**Problem statement:** Answer with nothing but the number of lines that include the word "Password".

**Data shown:**
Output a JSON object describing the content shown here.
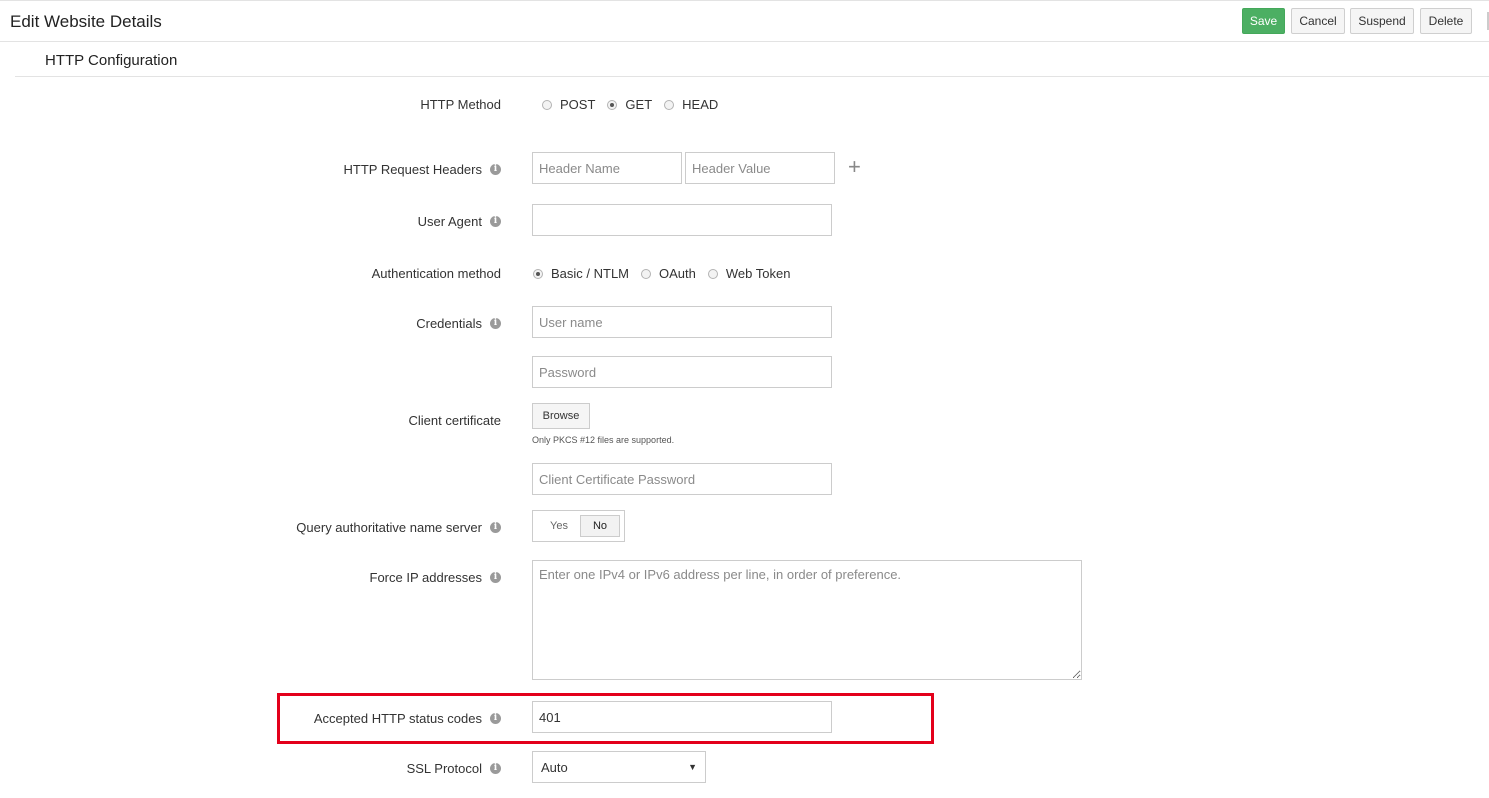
{
  "header": {
    "title": "Edit Website Details"
  },
  "toolbar": {
    "save_label": "Save",
    "cancel_label": "Cancel",
    "suspend_label": "Suspend",
    "delete_label": "Delete"
  },
  "section": {
    "title": "HTTP Configuration"
  },
  "http_method": {
    "label": "HTTP Method",
    "options": [
      "POST",
      "GET",
      "HEAD"
    ],
    "selected": "GET"
  },
  "request_headers": {
    "label": "HTTP Request Headers",
    "name_placeholder": "Header Name",
    "value_placeholder": "Header Value",
    "add_icon": "plus-icon"
  },
  "user_agent": {
    "label": "User Agent",
    "value": ""
  },
  "auth_method": {
    "label": "Authentication method",
    "options": [
      "Basic / NTLM",
      "OAuth",
      "Web Token"
    ],
    "selected": "Basic / NTLM"
  },
  "credentials": {
    "label": "Credentials",
    "username_placeholder": "User name",
    "password_placeholder": "Password"
  },
  "client_certificate": {
    "label": "Client certificate",
    "browse_label": "Browse",
    "hint": "Only PKCS #12 files are supported.",
    "password_placeholder": "Client Certificate Password"
  },
  "query_ns": {
    "label": "Query authoritative name server",
    "yes_label": "Yes",
    "no_label": "No",
    "selected": "No"
  },
  "force_ip": {
    "label": "Force IP addresses",
    "placeholder": "Enter one IPv4 or IPv6 address per line, in order of preference."
  },
  "accepted_codes": {
    "label": "Accepted HTTP status codes",
    "value": "401"
  },
  "ssl_protocol": {
    "label": "SSL Protocol",
    "selected": "Auto"
  },
  "colors": {
    "save_button": "#4caf63",
    "highlight_border": "#e3001b"
  }
}
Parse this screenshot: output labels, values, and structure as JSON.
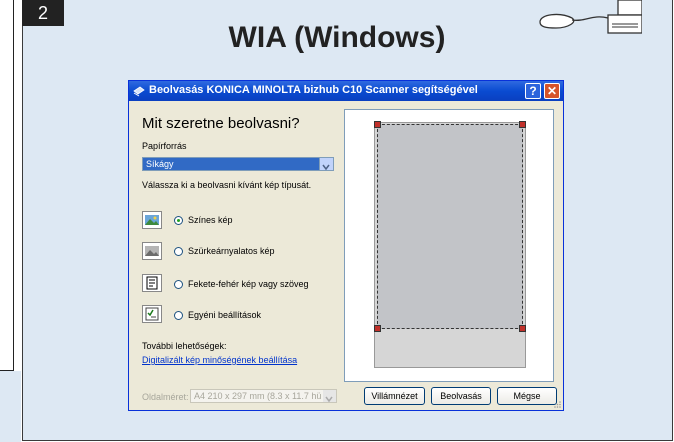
{
  "step": "2",
  "page_title": "WIA (Windows)",
  "dialog": {
    "title": "Beolvasás KONICA MINOLTA bizhub C10 Scanner segítségével",
    "help_button": "?",
    "close_button": "✕",
    "heading": "Mit szeretne beolvasni?",
    "paper_source_label": "Papírforrás",
    "paper_source_value": "Síkágy",
    "picture_type_prompt": "Válassza ki a beolvasni kívánt kép típusát.",
    "options": [
      {
        "label": "Színes kép",
        "selected": true,
        "icon": "color-picture-icon"
      },
      {
        "label": "Szürkeárnyalatos kép",
        "selected": false,
        "icon": "grayscale-picture-icon"
      },
      {
        "label": "Fekete-fehér kép vagy szöveg",
        "selected": false,
        "icon": "black-white-text-icon"
      },
      {
        "label": "Egyéni beállítások",
        "selected": false,
        "icon": "custom-settings-icon"
      }
    ],
    "more_options_label": "További lehetőségek:",
    "adjust_quality_link": "Digitalizált kép minőségének beállítása",
    "page_size_label": "Oldalméret:",
    "page_size_value": "A4 210 x 297 mm (8.3 x 11.7 hü",
    "buttons": {
      "preview": "Villámnézet",
      "scan": "Beolvasás",
      "cancel": "Mégse"
    }
  },
  "colors": {
    "panel_background": "#dde8f3",
    "titlebar": "#0a4bd1",
    "link": "#0033cc"
  }
}
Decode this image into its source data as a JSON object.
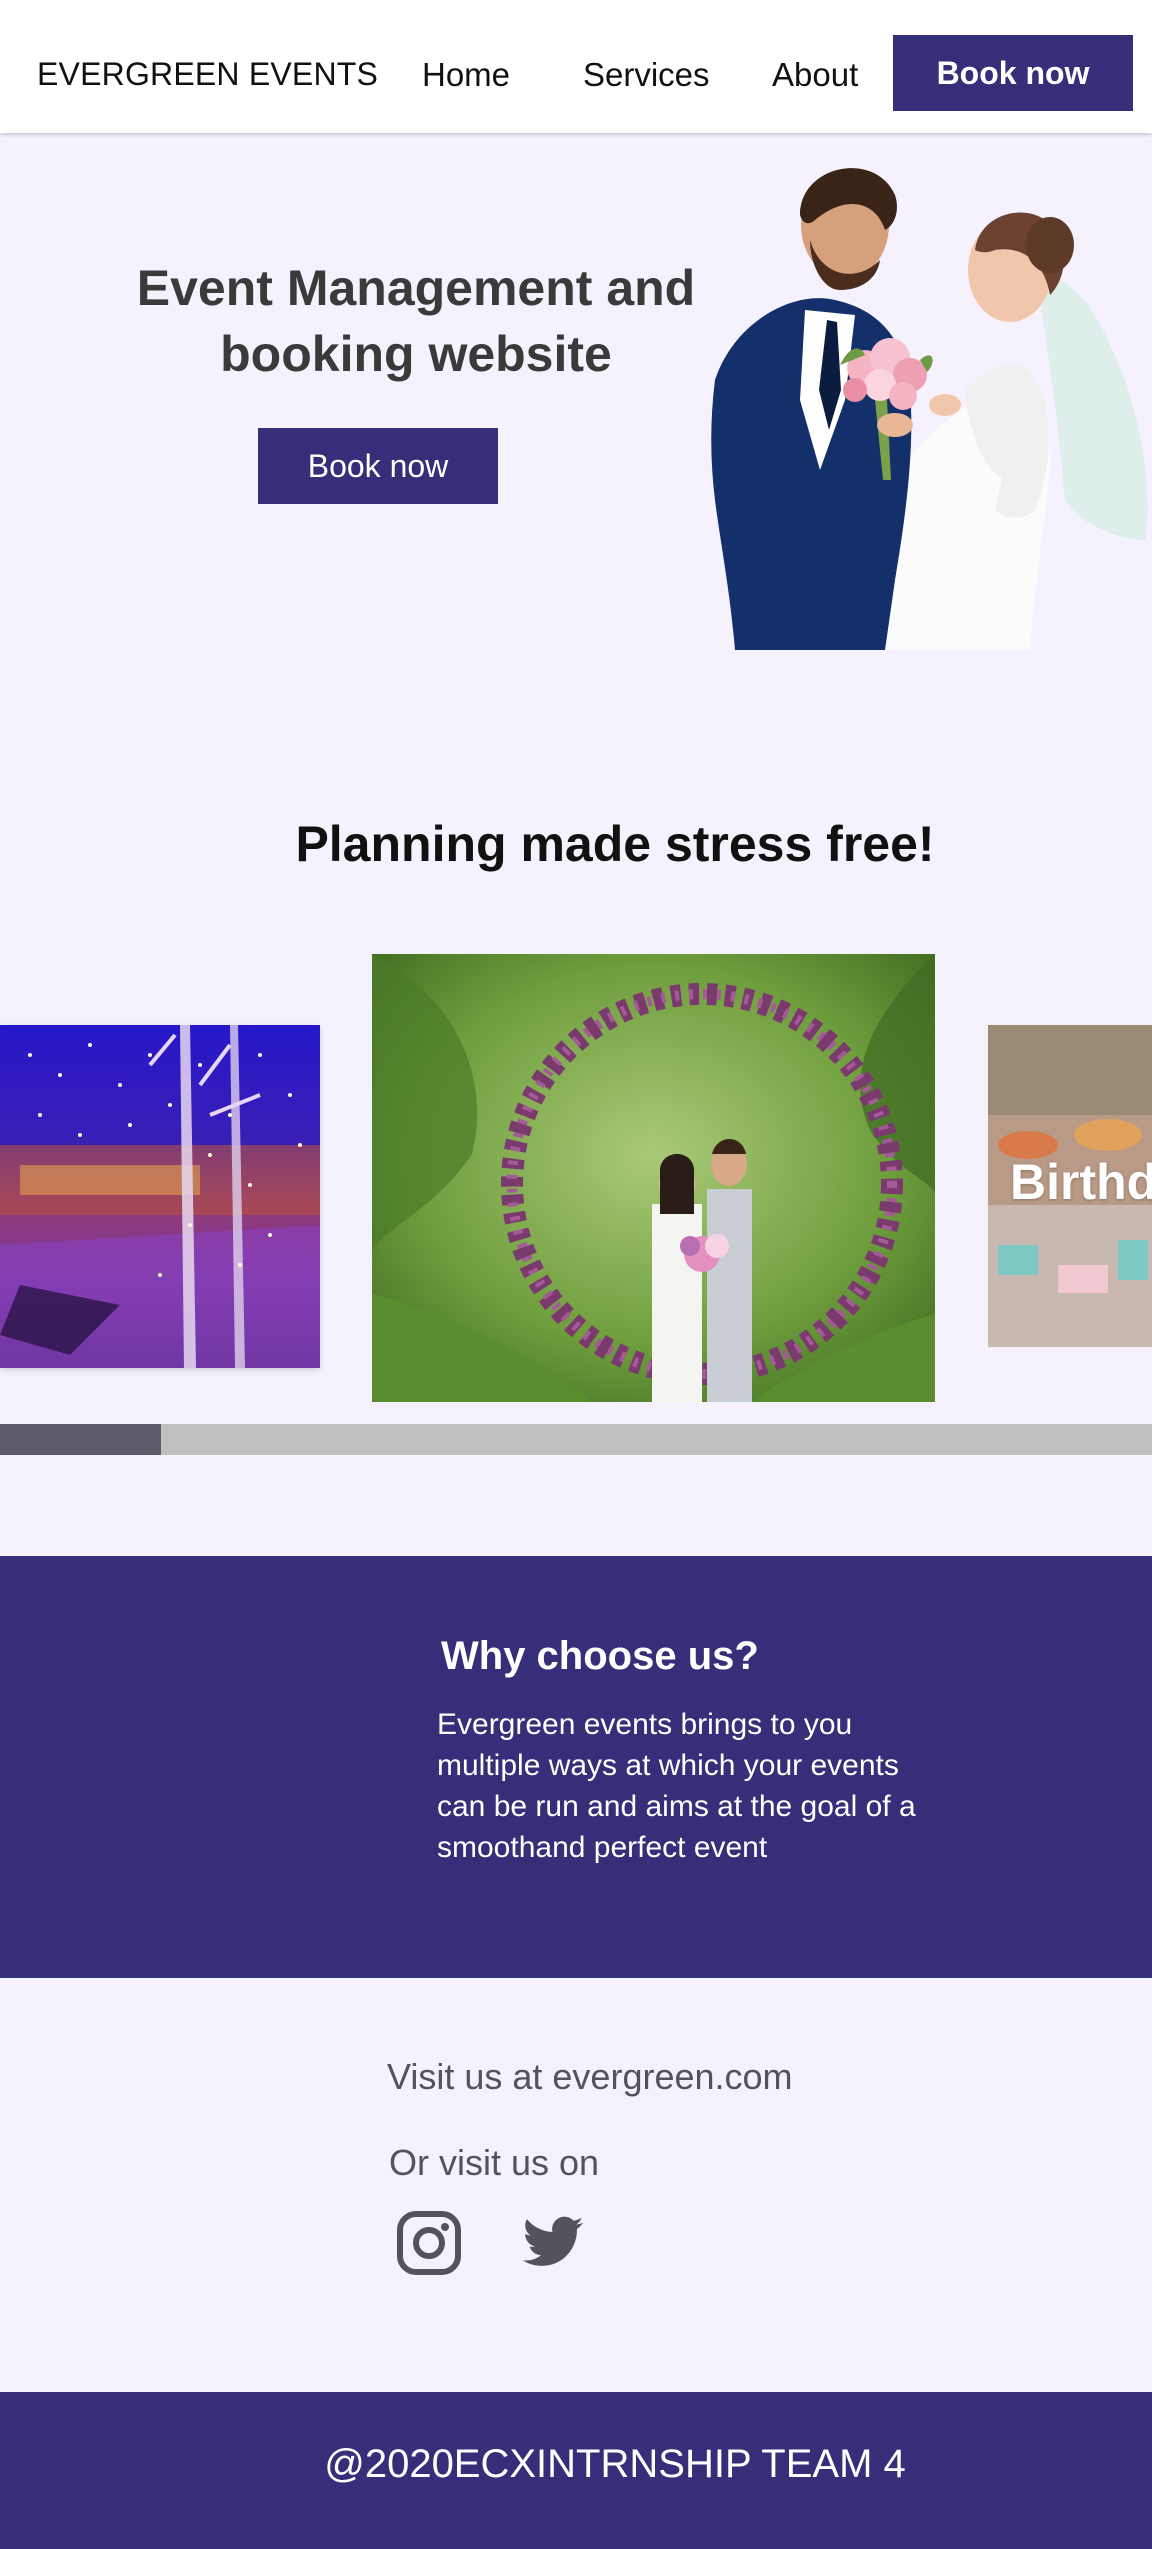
{
  "nav": {
    "brand": "EVERGREEN EVENTS",
    "links": [
      "Home",
      "Services",
      "About"
    ],
    "cta": "Book now"
  },
  "hero": {
    "title": "Event Management and booking website",
    "cta": "Book now",
    "image_icon": "wedding-couple-photo"
  },
  "planning": {
    "title": "Planning made stress free!",
    "slides": [
      {
        "name": "lights-venue-photo",
        "label": ""
      },
      {
        "name": "wedding-arch-photo",
        "label": ""
      },
      {
        "name": "birthday-photo",
        "label": "Birthd"
      }
    ],
    "scroll_progress": 0.14
  },
  "why": {
    "title": "Why choose us?",
    "text": "Evergreen events brings to you multiple ways at which your events can be run and aims at the goal of a smoothand perfect event"
  },
  "visit": {
    "line": "Visit us at evergreen.com",
    "or": "Or visit us on",
    "social": [
      "instagram-icon",
      "twitter-icon"
    ]
  },
  "footer": {
    "text": "@2020ECXINTRNSHIP TEAM 4"
  },
  "colors": {
    "brand": "#352e78",
    "background": "#f5f2fd",
    "scroll_track": "#c0c0c0",
    "scroll_thumb": "#5d5a69"
  }
}
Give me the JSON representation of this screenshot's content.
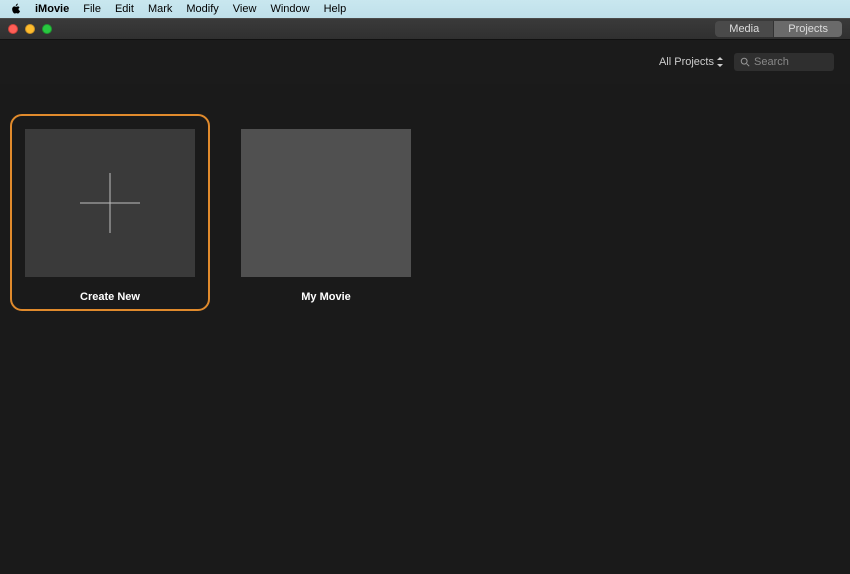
{
  "menubar": {
    "app": "iMovie",
    "items": [
      "File",
      "Edit",
      "Mark",
      "Modify",
      "View",
      "Window",
      "Help"
    ]
  },
  "titlebar": {
    "segments": {
      "media": "Media",
      "projects": "Projects"
    },
    "active_segment": "projects"
  },
  "toolbar": {
    "filter_label": "All Projects",
    "search_placeholder": "Search"
  },
  "projects": {
    "create_new_label": "Create New",
    "items": [
      {
        "title": "My Movie"
      }
    ]
  }
}
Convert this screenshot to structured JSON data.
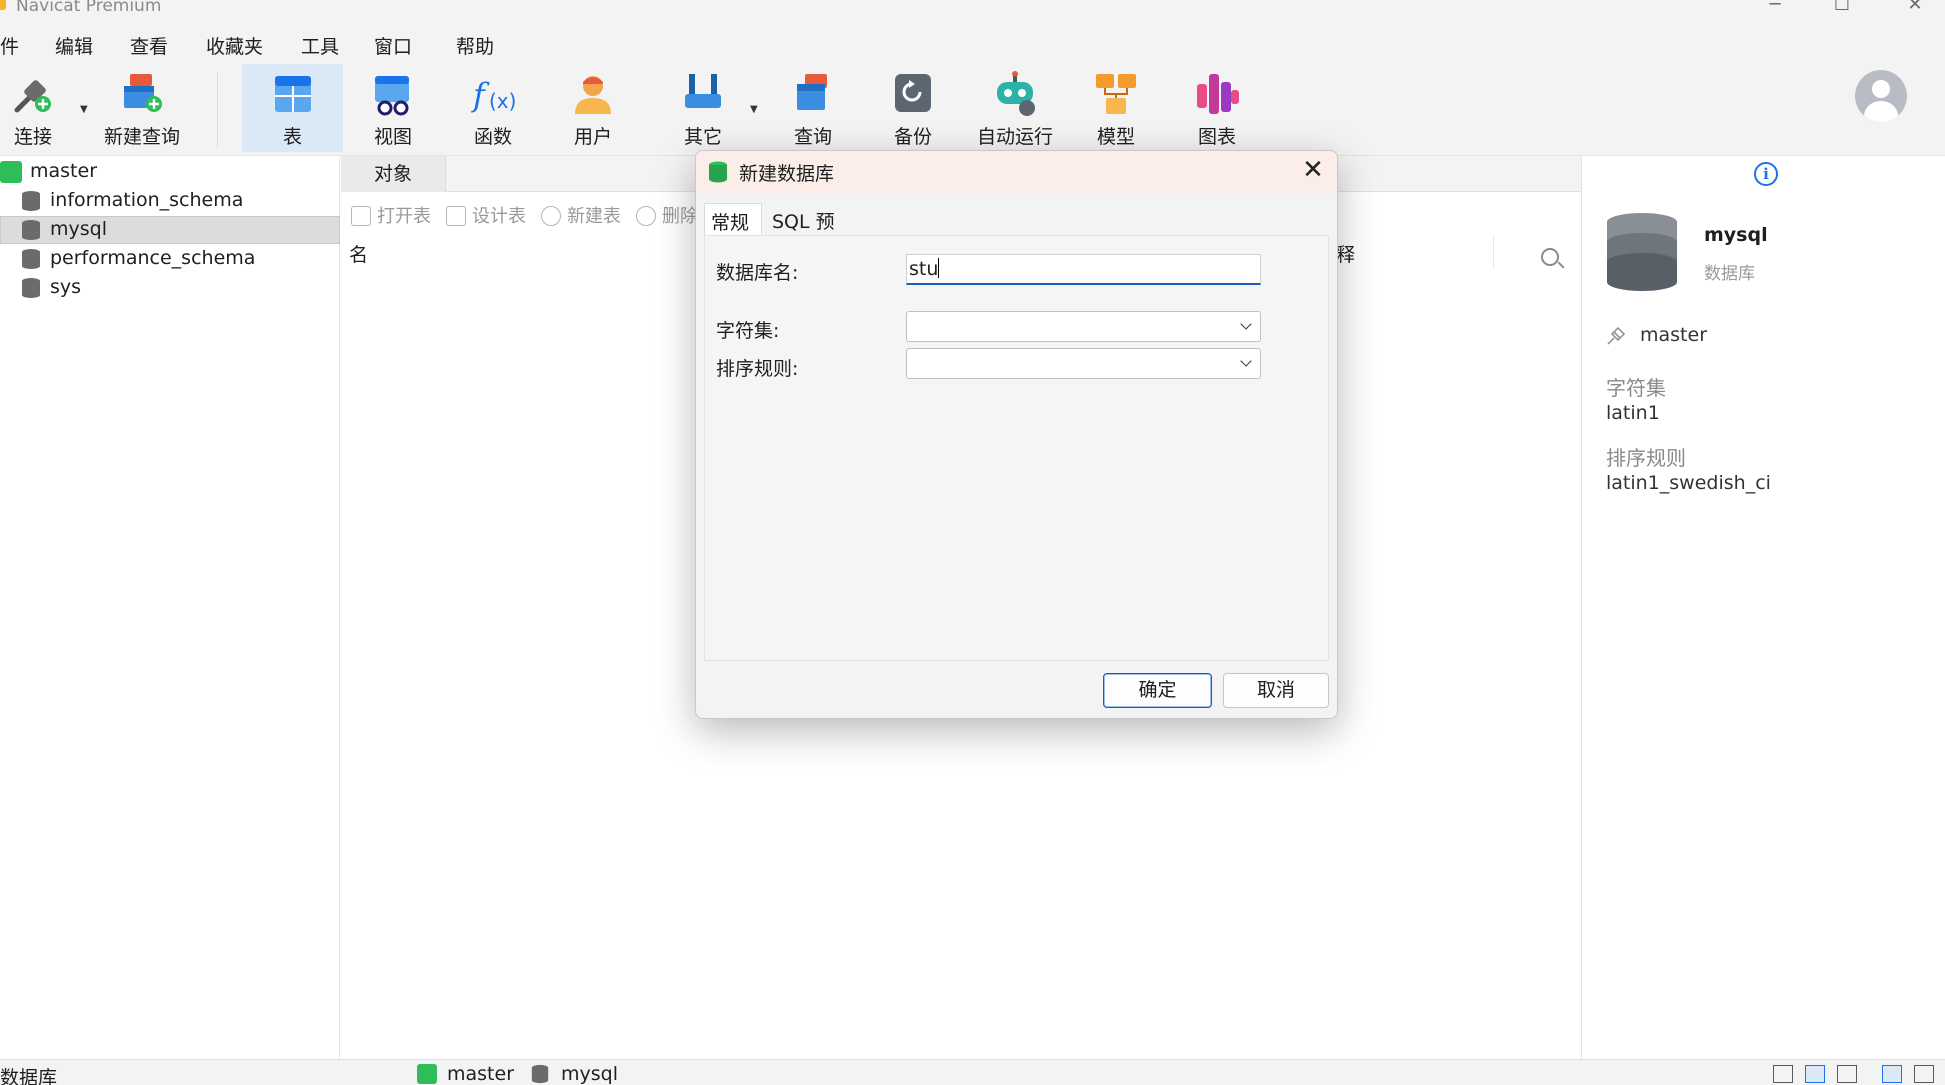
{
  "window": {
    "title": "Navicat Premium"
  },
  "menu": {
    "items": [
      "件",
      "编辑",
      "查看",
      "收藏夹",
      "工具",
      "窗口",
      "帮助"
    ]
  },
  "toolbar": {
    "connect": "连接",
    "new_query": "新建查询",
    "table": "表",
    "view": "视图",
    "function": "函数",
    "user": "用户",
    "other": "其它",
    "query": "查询",
    "backup": "备份",
    "automation": "自动运行",
    "model": "模型",
    "chart": "图表"
  },
  "tree": {
    "connection": "master",
    "databases": [
      "information_schema",
      "mysql",
      "performance_schema",
      "sys"
    ],
    "selected": "mysql"
  },
  "center": {
    "tab_label": "对象",
    "tools": {
      "open_table": "打开表",
      "design_table": "设计表",
      "new_table": "新建表",
      "delete": "删除"
    },
    "column_name": "名",
    "column_comment": "释"
  },
  "info": {
    "name": "mysql",
    "type": "数据库",
    "connection": "master",
    "charset_label": "字符集",
    "charset_value": "latin1",
    "collation_label": "排序规则",
    "collation_value": "latin1_swedish_ci"
  },
  "statusbar": {
    "left": "数据库",
    "conn": "master",
    "db": "mysql"
  },
  "dialog": {
    "title": "新建数据库",
    "tabs": [
      "常规",
      "SQL 预览"
    ],
    "db_name_label": "数据库名:",
    "db_name_value": "stu",
    "charset_label": "字符集:",
    "charset_value": "",
    "collation_label": "排序规则:",
    "collation_value": "",
    "ok": "确定",
    "cancel": "取消"
  },
  "colors": {
    "accent": "#1a73e8",
    "selection": "#dbe8f6",
    "conn_green": "#2fbd5a"
  }
}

**The output:** 2